(Data entries)
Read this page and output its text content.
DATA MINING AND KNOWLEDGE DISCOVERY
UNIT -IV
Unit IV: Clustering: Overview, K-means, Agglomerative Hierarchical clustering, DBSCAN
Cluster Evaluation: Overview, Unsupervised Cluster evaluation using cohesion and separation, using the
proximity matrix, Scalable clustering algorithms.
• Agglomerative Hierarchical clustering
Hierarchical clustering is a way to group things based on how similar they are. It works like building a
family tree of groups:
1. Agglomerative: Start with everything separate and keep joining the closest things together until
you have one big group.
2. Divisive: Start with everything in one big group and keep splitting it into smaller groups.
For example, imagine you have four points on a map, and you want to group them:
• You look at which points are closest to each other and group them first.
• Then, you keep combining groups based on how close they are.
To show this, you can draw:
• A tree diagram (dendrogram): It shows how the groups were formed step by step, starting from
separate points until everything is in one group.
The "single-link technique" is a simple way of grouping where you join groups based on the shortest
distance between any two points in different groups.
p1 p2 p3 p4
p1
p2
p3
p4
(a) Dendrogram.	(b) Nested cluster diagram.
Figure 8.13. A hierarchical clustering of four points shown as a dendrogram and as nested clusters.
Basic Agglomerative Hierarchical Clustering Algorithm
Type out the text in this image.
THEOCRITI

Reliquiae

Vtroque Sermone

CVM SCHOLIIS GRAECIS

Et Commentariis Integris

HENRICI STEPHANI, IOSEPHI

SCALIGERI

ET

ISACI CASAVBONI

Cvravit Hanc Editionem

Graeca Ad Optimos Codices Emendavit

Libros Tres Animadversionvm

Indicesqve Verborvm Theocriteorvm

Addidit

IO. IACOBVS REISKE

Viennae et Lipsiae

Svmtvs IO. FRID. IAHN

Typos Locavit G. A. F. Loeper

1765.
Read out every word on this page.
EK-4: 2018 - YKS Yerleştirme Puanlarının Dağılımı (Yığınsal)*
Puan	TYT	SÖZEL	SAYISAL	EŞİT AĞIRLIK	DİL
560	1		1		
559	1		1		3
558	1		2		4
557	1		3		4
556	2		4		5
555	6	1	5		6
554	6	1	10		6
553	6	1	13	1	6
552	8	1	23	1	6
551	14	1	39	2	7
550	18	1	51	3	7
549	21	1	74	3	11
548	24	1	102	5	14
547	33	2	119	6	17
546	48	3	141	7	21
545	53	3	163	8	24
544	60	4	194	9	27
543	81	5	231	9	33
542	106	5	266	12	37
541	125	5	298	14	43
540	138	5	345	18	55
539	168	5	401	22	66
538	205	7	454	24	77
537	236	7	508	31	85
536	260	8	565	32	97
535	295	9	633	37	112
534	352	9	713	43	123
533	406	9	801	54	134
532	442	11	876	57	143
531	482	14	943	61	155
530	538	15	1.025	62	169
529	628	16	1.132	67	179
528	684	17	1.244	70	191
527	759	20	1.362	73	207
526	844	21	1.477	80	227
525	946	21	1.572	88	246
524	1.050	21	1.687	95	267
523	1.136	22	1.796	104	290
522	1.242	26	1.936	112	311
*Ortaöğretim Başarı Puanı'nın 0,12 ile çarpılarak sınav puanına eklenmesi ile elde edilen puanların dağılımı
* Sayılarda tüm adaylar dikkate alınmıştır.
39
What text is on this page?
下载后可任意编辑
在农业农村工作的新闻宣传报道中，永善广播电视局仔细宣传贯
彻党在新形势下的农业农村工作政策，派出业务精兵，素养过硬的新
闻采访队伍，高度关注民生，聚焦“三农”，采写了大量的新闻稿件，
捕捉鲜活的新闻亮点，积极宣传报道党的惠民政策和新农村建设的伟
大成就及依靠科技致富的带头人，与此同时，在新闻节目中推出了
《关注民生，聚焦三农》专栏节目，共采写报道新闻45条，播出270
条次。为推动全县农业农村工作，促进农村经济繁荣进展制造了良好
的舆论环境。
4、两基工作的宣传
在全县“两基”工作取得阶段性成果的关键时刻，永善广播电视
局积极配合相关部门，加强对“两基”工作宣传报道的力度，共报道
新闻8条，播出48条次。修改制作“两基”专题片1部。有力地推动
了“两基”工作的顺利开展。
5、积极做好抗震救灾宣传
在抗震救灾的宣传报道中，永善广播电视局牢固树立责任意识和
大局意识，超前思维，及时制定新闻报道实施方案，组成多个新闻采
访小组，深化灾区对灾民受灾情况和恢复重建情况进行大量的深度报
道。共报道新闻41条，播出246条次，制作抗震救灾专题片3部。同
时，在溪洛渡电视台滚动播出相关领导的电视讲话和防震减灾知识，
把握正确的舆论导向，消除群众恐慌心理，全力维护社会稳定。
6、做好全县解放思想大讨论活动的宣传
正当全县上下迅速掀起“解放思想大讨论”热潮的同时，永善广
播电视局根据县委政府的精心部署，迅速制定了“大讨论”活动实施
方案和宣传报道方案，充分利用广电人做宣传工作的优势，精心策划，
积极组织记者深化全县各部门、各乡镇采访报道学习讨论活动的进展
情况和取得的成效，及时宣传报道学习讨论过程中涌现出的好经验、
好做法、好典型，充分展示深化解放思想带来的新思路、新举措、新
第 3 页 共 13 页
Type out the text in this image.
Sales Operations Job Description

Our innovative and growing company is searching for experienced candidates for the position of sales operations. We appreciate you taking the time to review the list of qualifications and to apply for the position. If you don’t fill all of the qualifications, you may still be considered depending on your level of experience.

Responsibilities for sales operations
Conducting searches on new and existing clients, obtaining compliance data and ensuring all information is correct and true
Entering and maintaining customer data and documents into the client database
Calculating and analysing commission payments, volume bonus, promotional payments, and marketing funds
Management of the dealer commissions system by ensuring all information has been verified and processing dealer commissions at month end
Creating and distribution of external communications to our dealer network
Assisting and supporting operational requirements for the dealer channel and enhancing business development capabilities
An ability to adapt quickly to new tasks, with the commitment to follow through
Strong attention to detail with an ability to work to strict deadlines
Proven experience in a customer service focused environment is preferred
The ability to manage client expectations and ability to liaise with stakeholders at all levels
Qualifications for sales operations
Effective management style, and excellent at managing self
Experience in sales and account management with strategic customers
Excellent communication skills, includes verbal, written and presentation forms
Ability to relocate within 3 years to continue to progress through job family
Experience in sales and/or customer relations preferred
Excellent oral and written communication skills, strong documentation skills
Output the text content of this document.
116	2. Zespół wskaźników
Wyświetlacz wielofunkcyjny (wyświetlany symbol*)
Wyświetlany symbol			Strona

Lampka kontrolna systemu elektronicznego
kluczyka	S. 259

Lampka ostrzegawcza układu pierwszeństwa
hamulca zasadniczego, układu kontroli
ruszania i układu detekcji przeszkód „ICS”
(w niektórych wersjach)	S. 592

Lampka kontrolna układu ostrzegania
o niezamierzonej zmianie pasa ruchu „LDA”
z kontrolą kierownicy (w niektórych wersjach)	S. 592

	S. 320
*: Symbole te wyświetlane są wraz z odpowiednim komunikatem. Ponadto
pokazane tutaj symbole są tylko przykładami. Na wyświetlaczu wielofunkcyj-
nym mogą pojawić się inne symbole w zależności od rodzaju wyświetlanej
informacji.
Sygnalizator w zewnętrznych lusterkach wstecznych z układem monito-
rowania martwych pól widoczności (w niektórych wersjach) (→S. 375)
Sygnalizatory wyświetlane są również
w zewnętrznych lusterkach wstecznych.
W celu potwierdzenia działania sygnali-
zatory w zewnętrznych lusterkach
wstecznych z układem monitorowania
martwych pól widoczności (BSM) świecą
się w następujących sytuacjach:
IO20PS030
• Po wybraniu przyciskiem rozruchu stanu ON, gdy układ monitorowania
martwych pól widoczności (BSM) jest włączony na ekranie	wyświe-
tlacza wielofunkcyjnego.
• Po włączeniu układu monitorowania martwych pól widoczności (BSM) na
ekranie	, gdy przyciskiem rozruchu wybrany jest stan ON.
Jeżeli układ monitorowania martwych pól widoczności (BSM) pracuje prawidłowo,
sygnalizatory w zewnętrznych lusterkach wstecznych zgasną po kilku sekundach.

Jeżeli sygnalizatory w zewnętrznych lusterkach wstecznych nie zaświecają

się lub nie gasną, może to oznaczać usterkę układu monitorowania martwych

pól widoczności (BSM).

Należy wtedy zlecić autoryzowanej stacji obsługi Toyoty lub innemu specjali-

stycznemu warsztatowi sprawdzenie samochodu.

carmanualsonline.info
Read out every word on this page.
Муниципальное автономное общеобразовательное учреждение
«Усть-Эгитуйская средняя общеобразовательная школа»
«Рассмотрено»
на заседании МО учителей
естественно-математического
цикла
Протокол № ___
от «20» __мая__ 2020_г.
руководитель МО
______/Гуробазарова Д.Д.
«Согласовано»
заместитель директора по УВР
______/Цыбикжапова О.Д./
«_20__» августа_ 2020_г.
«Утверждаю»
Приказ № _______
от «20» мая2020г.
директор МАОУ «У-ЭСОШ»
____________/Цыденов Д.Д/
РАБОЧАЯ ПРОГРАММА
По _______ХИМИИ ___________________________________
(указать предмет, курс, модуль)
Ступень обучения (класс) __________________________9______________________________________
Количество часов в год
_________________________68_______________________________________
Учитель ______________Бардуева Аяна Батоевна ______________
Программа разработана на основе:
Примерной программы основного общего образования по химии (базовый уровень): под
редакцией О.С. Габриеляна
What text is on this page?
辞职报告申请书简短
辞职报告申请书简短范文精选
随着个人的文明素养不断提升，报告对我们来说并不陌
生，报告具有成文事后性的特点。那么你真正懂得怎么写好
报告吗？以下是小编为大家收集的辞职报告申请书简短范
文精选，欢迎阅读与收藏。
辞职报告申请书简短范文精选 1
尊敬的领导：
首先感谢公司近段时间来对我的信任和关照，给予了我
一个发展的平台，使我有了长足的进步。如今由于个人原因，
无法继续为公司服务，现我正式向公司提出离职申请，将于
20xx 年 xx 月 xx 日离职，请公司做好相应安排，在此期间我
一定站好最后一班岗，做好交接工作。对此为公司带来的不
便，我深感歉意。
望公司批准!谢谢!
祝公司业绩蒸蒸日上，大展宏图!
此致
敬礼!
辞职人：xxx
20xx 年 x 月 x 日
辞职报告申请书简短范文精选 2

**WRITTEN INSTRUCTION**
Using the entries above, return each line in which the word "ensuring" occurs.

**THE SOLUTION**
Conducting searches on new and existing clients, obtaining compliance data and ensuring all information is correct and true
Management of the dealer commissions system by ensuring all information has been verified and processing dealer commissions at month end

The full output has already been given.